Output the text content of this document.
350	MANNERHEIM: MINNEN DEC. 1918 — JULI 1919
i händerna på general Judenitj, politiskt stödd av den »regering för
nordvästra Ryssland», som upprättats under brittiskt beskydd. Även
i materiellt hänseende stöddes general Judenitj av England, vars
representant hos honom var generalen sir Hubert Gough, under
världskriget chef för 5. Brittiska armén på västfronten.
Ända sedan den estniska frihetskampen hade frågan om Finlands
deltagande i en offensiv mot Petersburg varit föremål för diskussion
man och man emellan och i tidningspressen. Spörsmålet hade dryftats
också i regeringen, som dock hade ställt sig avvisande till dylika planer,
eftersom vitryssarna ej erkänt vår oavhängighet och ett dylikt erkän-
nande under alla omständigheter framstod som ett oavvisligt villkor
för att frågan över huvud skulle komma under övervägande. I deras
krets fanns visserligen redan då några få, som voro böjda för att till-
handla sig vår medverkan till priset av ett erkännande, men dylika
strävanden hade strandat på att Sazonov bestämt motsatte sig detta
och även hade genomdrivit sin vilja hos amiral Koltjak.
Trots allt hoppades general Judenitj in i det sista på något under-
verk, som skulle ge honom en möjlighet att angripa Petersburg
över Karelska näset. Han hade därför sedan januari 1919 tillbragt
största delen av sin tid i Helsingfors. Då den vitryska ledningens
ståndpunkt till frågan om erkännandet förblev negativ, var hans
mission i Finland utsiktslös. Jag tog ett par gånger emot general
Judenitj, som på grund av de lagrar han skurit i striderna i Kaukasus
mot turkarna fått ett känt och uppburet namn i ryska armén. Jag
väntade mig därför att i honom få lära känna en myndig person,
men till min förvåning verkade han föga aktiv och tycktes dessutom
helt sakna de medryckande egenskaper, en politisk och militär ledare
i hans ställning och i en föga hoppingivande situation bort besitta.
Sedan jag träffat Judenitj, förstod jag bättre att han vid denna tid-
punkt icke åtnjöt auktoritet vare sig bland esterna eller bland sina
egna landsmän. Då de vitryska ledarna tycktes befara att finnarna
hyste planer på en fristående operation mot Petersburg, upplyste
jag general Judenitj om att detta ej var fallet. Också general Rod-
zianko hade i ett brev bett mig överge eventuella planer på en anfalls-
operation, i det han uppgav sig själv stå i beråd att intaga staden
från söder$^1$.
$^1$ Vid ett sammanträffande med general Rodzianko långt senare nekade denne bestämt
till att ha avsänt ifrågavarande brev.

•••••

_What this task involves_
For every line in the listing above that mentions the word "skulle", make a copy.

_Result of this exercise_
för att frågan över huvud skulle komma under övervägande. I deras
verk, som skulle ge honom en möjlighet att angripa Petersburg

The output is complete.